Records for processing:
== == ==

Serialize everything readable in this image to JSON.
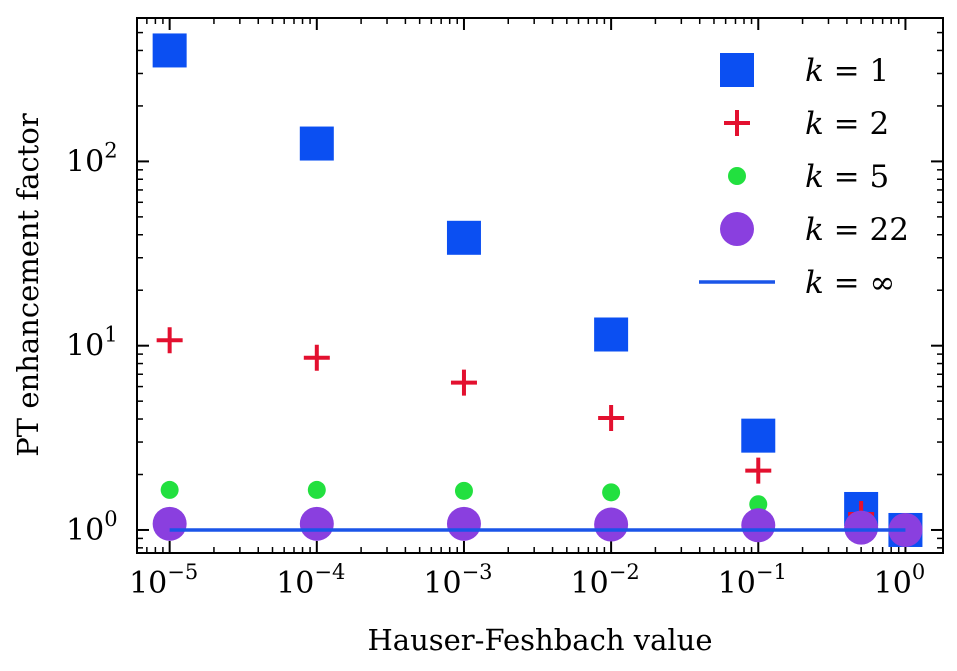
{
  "chart_data": {
    "type": "scatter",
    "xscale": "log",
    "yscale": "log",
    "xlabel": "Hauser-Feshbach value",
    "ylabel": "PT enhancement factor",
    "xlim": [
      6e-06,
      1.8
    ],
    "ylim": [
      0.75,
      600
    ],
    "x_ticks": [
      {
        "value": 1e-05,
        "base": "10",
        "exp": "−5"
      },
      {
        "value": 0.0001,
        "base": "10",
        "exp": "−4"
      },
      {
        "value": 0.001,
        "base": "10",
        "exp": "−3"
      },
      {
        "value": 0.01,
        "base": "10",
        "exp": "−2"
      },
      {
        "value": 0.1,
        "base": "10",
        "exp": "−1"
      },
      {
        "value": 1,
        "base": "10",
        "exp": "0"
      }
    ],
    "y_ticks": [
      {
        "value": 1,
        "base": "10",
        "exp": "0"
      },
      {
        "value": 10,
        "base": "10",
        "exp": "1"
      },
      {
        "value": 100,
        "base": "10",
        "exp": "2"
      }
    ],
    "legend_position": "top-right",
    "series": [
      {
        "name": "k = 1",
        "label_k": "k",
        "label_rest": " = 1",
        "marker": "square",
        "color": "#0b4ff2",
        "x": [
          1e-05,
          0.0001,
          0.001,
          0.01,
          0.1,
          0.5,
          1
        ],
        "y": [
          400,
          125,
          38.5,
          11.5,
          3.25,
          1.3,
          1.0
        ]
      },
      {
        "name": "k = 2",
        "label_k": "k",
        "label_rest": " = 2",
        "marker": "plus",
        "color": "#e3102f",
        "x": [
          1e-05,
          0.0001,
          0.001,
          0.01,
          0.1,
          0.5,
          1
        ],
        "y": [
          10.7,
          8.6,
          6.3,
          4.05,
          2.1,
          1.22,
          1.0
        ]
      },
      {
        "name": "k = 5",
        "label_k": "k",
        "label_rest": " = 5",
        "marker": "small-circle",
        "color": "#22e03f",
        "x": [
          1e-05,
          0.0001,
          0.001,
          0.01,
          0.1,
          0.5,
          1
        ],
        "y": [
          1.65,
          1.65,
          1.63,
          1.6,
          1.38,
          1.1,
          1.0
        ]
      },
      {
        "name": "k = 22",
        "label_k": "k",
        "label_rest": " = 22",
        "marker": "large-circle",
        "color": "#8a3fdf",
        "x": [
          1e-05,
          0.0001,
          0.001,
          0.01,
          0.1,
          0.5,
          1
        ],
        "y": [
          1.08,
          1.08,
          1.08,
          1.07,
          1.06,
          1.03,
          1.0
        ]
      },
      {
        "name": "k = ∞",
        "label_k": "k",
        "label_rest": " = ∞",
        "marker": "line",
        "color": "#1a55e8",
        "x": [
          1e-05,
          1
        ],
        "y": [
          1.0,
          1.0
        ]
      }
    ]
  }
}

== == ==

Task brief: Restate the records above in full, word for word. Keep pictures out.

Result:
Serialize everything readable in this image to JSON.
{
  "chart_data": {
    "type": "scatter",
    "xscale": "log",
    "yscale": "log",
    "xlabel": "Hauser-Feshbach value",
    "ylabel": "PT enhancement factor",
    "xlim": [
      6e-06,
      1.8
    ],
    "ylim": [
      0.75,
      600
    ],
    "x_ticks": [
      {
        "value": 1e-05,
        "base": "10",
        "exp": "−5"
      },
      {
        "value": 0.0001,
        "base": "10",
        "exp": "−4"
      },
      {
        "value": 0.001,
        "base": "10",
        "exp": "−3"
      },
      {
        "value": 0.01,
        "base": "10",
        "exp": "−2"
      },
      {
        "value": 0.1,
        "base": "10",
        "exp": "−1"
      },
      {
        "value": 1,
        "base": "10",
        "exp": "0"
      }
    ],
    "y_ticks": [
      {
        "value": 1,
        "base": "10",
        "exp": "0"
      },
      {
        "value": 10,
        "base": "10",
        "exp": "1"
      },
      {
        "value": 100,
        "base": "10",
        "exp": "2"
      }
    ],
    "legend_position": "top-right",
    "series": [
      {
        "name": "k = 1",
        "label_k": "k",
        "label_rest": " = 1",
        "marker": "square",
        "color": "#0b4ff2",
        "x": [
          1e-05,
          0.0001,
          0.001,
          0.01,
          0.1,
          0.5,
          1
        ],
        "y": [
          400,
          125,
          38.5,
          11.5,
          3.25,
          1.3,
          1.0
        ]
      },
      {
        "name": "k = 2",
        "label_k": "k",
        "label_rest": " = 2",
        "marker": "plus",
        "color": "#e3102f",
        "x": [
          1e-05,
          0.0001,
          0.001,
          0.01,
          0.1,
          0.5,
          1
        ],
        "y": [
          10.7,
          8.6,
          6.3,
          4.05,
          2.1,
          1.22,
          1.0
        ]
      },
      {
        "name": "k = 5",
        "label_k": "k",
        "label_rest": " = 5",
        "marker": "small-circle",
        "color": "#22e03f",
        "x": [
          1e-05,
          0.0001,
          0.001,
          0.01,
          0.1,
          0.5,
          1
        ],
        "y": [
          1.65,
          1.65,
          1.63,
          1.6,
          1.38,
          1.1,
          1.0
        ]
      },
      {
        "name": "k = 22",
        "label_k": "k",
        "label_rest": " = 22",
        "marker": "large-circle",
        "color": "#8a3fdf",
        "x": [
          1e-05,
          0.0001,
          0.001,
          0.01,
          0.1,
          0.5,
          1
        ],
        "y": [
          1.08,
          1.08,
          1.08,
          1.07,
          1.06,
          1.03,
          1.0
        ]
      },
      {
        "name": "k = ∞",
        "label_k": "k",
        "label_rest": " = ∞",
        "marker": "line",
        "color": "#1a55e8",
        "x": [
          1e-05,
          1
        ],
        "y": [
          1.0,
          1.0
        ]
      }
    ]
  }
}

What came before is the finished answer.